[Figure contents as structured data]
□ □ □ □

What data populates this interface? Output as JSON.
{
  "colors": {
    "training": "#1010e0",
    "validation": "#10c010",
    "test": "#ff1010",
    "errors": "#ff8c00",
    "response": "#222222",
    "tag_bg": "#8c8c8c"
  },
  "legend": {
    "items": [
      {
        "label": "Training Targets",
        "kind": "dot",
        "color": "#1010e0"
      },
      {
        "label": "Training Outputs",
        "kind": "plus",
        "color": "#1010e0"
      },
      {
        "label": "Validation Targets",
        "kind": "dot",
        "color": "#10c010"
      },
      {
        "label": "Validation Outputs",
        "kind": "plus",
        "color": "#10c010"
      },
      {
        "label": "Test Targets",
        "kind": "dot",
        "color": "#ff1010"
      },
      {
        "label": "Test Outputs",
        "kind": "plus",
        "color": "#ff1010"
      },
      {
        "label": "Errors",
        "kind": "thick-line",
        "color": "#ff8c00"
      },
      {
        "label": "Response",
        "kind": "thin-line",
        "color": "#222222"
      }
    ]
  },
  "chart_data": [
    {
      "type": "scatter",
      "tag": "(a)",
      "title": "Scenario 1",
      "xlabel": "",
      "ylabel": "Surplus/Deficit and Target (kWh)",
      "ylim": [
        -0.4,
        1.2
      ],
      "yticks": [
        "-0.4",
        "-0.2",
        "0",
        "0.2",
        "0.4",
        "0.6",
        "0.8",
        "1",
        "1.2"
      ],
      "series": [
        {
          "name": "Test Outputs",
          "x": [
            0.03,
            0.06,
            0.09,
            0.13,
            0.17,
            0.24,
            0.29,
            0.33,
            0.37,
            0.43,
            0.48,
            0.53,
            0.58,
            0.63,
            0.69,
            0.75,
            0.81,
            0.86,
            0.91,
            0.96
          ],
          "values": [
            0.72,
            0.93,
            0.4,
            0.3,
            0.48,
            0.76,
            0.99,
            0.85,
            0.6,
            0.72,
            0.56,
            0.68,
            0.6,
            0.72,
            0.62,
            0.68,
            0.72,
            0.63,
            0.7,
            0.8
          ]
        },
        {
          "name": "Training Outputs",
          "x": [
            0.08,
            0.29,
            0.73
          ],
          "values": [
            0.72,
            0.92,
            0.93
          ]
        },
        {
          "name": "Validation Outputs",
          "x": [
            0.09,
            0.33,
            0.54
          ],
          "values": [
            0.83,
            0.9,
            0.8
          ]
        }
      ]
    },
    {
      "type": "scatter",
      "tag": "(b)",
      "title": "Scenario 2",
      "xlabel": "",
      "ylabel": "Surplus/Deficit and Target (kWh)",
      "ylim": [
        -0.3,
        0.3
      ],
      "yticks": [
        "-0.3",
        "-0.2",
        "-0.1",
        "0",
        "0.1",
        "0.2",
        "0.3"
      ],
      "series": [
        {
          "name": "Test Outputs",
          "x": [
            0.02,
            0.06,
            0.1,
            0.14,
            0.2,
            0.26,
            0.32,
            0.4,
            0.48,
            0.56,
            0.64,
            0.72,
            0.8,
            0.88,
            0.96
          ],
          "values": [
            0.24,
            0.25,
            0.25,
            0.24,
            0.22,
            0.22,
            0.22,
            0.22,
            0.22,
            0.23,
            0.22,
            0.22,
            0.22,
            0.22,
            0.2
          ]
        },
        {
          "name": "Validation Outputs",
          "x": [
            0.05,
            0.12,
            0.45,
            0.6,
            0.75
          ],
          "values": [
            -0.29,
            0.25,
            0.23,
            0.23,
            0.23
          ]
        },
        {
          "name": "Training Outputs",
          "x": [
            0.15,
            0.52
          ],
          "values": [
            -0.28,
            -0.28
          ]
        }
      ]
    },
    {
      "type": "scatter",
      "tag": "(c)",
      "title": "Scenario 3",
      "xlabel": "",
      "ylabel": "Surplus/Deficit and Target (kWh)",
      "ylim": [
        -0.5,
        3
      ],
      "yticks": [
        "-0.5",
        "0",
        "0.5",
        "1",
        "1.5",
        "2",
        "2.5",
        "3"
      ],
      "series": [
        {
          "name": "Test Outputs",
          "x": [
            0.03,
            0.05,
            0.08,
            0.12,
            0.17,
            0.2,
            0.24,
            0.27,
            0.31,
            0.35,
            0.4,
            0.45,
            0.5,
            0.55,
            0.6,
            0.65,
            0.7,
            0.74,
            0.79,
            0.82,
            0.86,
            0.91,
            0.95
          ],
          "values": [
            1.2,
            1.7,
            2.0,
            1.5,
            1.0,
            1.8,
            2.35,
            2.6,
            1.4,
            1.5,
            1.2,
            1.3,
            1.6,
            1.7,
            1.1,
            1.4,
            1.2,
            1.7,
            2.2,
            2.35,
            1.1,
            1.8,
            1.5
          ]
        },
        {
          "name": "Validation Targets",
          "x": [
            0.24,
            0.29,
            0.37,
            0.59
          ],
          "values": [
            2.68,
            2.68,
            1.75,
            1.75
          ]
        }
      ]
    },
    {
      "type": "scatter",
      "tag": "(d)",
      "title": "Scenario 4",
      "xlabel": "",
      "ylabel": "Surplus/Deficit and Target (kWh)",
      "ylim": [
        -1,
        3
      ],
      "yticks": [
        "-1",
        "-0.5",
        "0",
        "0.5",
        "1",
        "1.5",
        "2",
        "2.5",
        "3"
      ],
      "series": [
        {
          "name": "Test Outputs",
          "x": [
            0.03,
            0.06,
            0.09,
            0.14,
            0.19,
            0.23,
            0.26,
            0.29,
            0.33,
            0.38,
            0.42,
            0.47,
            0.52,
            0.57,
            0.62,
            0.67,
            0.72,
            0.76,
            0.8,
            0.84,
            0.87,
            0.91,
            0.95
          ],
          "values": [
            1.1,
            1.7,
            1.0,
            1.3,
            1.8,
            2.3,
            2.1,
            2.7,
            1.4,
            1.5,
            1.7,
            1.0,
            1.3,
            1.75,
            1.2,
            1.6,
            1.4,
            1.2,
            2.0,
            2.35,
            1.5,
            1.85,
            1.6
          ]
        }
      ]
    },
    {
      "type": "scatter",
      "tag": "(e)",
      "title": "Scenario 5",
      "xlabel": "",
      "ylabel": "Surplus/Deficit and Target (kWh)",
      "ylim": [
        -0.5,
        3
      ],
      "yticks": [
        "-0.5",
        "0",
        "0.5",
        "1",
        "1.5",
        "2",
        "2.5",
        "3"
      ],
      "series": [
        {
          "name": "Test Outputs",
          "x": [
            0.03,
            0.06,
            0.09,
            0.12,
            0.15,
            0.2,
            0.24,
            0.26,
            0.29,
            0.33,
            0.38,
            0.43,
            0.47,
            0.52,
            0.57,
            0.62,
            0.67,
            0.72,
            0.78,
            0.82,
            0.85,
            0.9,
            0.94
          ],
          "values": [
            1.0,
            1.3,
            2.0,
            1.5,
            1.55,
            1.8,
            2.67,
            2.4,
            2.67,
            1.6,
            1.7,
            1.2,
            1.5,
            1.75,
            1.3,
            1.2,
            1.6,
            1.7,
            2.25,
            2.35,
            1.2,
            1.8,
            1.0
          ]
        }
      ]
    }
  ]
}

□ □ □ □

> _What is being asked_
Retype each record exactly, leaving nothing out.

> _Response_
What data populates this interface? Output as JSON.
{
  "colors": {
    "training": "#1010e0",
    "validation": "#10c010",
    "test": "#ff1010",
    "errors": "#ff8c00",
    "response": "#222222",
    "tag_bg": "#8c8c8c"
  },
  "legend": {
    "items": [
      {
        "label": "Training Targets",
        "kind": "dot",
        "color": "#1010e0"
      },
      {
        "label": "Training Outputs",
        "kind": "plus",
        "color": "#1010e0"
      },
      {
        "label": "Validation Targets",
        "kind": "dot",
        "color": "#10c010"
      },
      {
        "label": "Validation Outputs",
        "kind": "plus",
        "color": "#10c010"
      },
      {
        "label": "Test Targets",
        "kind": "dot",
        "color": "#ff1010"
      },
      {
        "label": "Test Outputs",
        "kind": "plus",
        "color": "#ff1010"
      },
      {
        "label": "Errors",
        "kind": "thick-line",
        "color": "#ff8c00"
      },
      {
        "label": "Response",
        "kind": "thin-line",
        "color": "#222222"
      }
    ]
  },
  "chart_data": [
    {
      "type": "scatter",
      "tag": "(a)",
      "title": "Scenario 1",
      "xlabel": "",
      "ylabel": "Surplus/Deficit and Target (kWh)",
      "ylim": [
        -0.4,
        1.2
      ],
      "yticks": [
        "-0.4",
        "-0.2",
        "0",
        "0.2",
        "0.4",
        "0.6",
        "0.8",
        "1",
        "1.2"
      ],
      "series": [
        {
          "name": "Test Outputs",
          "x": [
            0.03,
            0.06,
            0.09,
            0.13,
            0.17,
            0.24,
            0.29,
            0.33,
            0.37,
            0.43,
            0.48,
            0.53,
            0.58,
            0.63,
            0.69,
            0.75,
            0.81,
            0.86,
            0.91,
            0.96
          ],
          "values": [
            0.72,
            0.93,
            0.4,
            0.3,
            0.48,
            0.76,
            0.99,
            0.85,
            0.6,
            0.72,
            0.56,
            0.68,
            0.6,
            0.72,
            0.62,
            0.68,
            0.72,
            0.63,
            0.7,
            0.8
          ]
        },
        {
          "name": "Training Outputs",
          "x": [
            0.08,
            0.29,
            0.73
          ],
          "values": [
            0.72,
            0.92,
            0.93
          ]
        },
        {
          "name": "Validation Outputs",
          "x": [
            0.09,
            0.33,
            0.54
          ],
          "values": [
            0.83,
            0.9,
            0.8
          ]
        }
      ]
    },
    {
      "type": "scatter",
      "tag": "(b)",
      "title": "Scenario 2",
      "xlabel": "",
      "ylabel": "Surplus/Deficit and Target (kWh)",
      "ylim": [
        -0.3,
        0.3
      ],
      "yticks": [
        "-0.3",
        "-0.2",
        "-0.1",
        "0",
        "0.1",
        "0.2",
        "0.3"
      ],
      "series": [
        {
          "name": "Test Outputs",
          "x": [
            0.02,
            0.06,
            0.1,
            0.14,
            0.2,
            0.26,
            0.32,
            0.4,
            0.48,
            0.56,
            0.64,
            0.72,
            0.8,
            0.88,
            0.96
          ],
          "values": [
            0.24,
            0.25,
            0.25,
            0.24,
            0.22,
            0.22,
            0.22,
            0.22,
            0.22,
            0.23,
            0.22,
            0.22,
            0.22,
            0.22,
            0.2
          ]
        },
        {
          "name": "Validation Outputs",
          "x": [
            0.05,
            0.12,
            0.45,
            0.6,
            0.75
          ],
          "values": [
            -0.29,
            0.25,
            0.23,
            0.23,
            0.23
          ]
        },
        {
          "name": "Training Outputs",
          "x": [
            0.15,
            0.52
          ],
          "values": [
            -0.28,
            -0.28
          ]
        }
      ]
    },
    {
      "type": "scatter",
      "tag": "(c)",
      "title": "Scenario 3",
      "xlabel": "",
      "ylabel": "Surplus/Deficit and Target (kWh)",
      "ylim": [
        -0.5,
        3
      ],
      "yticks": [
        "-0.5",
        "0",
        "0.5",
        "1",
        "1.5",
        "2",
        "2.5",
        "3"
      ],
      "series": [
        {
          "name": "Test Outputs",
          "x": [
            0.03,
            0.05,
            0.08,
            0.12,
            0.17,
            0.2,
            0.24,
            0.27,
            0.31,
            0.35,
            0.4,
            0.45,
            0.5,
            0.55,
            0.6,
            0.65,
            0.7,
            0.74,
            0.79,
            0.82,
            0.86,
            0.91,
            0.95
          ],
          "values": [
            1.2,
            1.7,
            2.0,
            1.5,
            1.0,
            1.8,
            2.35,
            2.6,
            1.4,
            1.5,
            1.2,
            1.3,
            1.6,
            1.7,
            1.1,
            1.4,
            1.2,
            1.7,
            2.2,
            2.35,
            1.1,
            1.8,
            1.5
          ]
        },
        {
          "name": "Validation Targets",
          "x": [
            0.24,
            0.29,
            0.37,
            0.59
          ],
          "values": [
            2.68,
            2.68,
            1.75,
            1.75
          ]
        }
      ]
    },
    {
      "type": "scatter",
      "tag": "(d)",
      "title": "Scenario 4",
      "xlabel": "",
      "ylabel": "Surplus/Deficit and Target (kWh)",
      "ylim": [
        -1,
        3
      ],
      "yticks": [
        "-1",
        "-0.5",
        "0",
        "0.5",
        "1",
        "1.5",
        "2",
        "2.5",
        "3"
      ],
      "series": [
        {
          "name": "Test Outputs",
          "x": [
            0.03,
            0.06,
            0.09,
            0.14,
            0.19,
            0.23,
            0.26,
            0.29,
            0.33,
            0.38,
            0.42,
            0.47,
            0.52,
            0.57,
            0.62,
            0.67,
            0.72,
            0.76,
            0.8,
            0.84,
            0.87,
            0.91,
            0.95
          ],
          "values": [
            1.1,
            1.7,
            1.0,
            1.3,
            1.8,
            2.3,
            2.1,
            2.7,
            1.4,
            1.5,
            1.7,
            1.0,
            1.3,
            1.75,
            1.2,
            1.6,
            1.4,
            1.2,
            2.0,
            2.35,
            1.5,
            1.85,
            1.6
          ]
        }
      ]
    },
    {
      "type": "scatter",
      "tag": "(e)",
      "title": "Scenario 5",
      "xlabel": "",
      "ylabel": "Surplus/Deficit and Target (kWh)",
      "ylim": [
        -0.5,
        3
      ],
      "yticks": [
        "-0.5",
        "0",
        "0.5",
        "1",
        "1.5",
        "2",
        "2.5",
        "3"
      ],
      "series": [
        {
          "name": "Test Outputs",
          "x": [
            0.03,
            0.06,
            0.09,
            0.12,
            0.15,
            0.2,
            0.24,
            0.26,
            0.29,
            0.33,
            0.38,
            0.43,
            0.47,
            0.52,
            0.57,
            0.62,
            0.67,
            0.72,
            0.78,
            0.82,
            0.85,
            0.9,
            0.94
          ],
          "values": [
            1.0,
            1.3,
            2.0,
            1.5,
            1.55,
            1.8,
            2.67,
            2.4,
            2.67,
            1.6,
            1.7,
            1.2,
            1.5,
            1.75,
            1.3,
            1.2,
            1.6,
            1.7,
            2.25,
            2.35,
            1.2,
            1.8,
            1.0
          ]
        }
      ]
    }
  ]
}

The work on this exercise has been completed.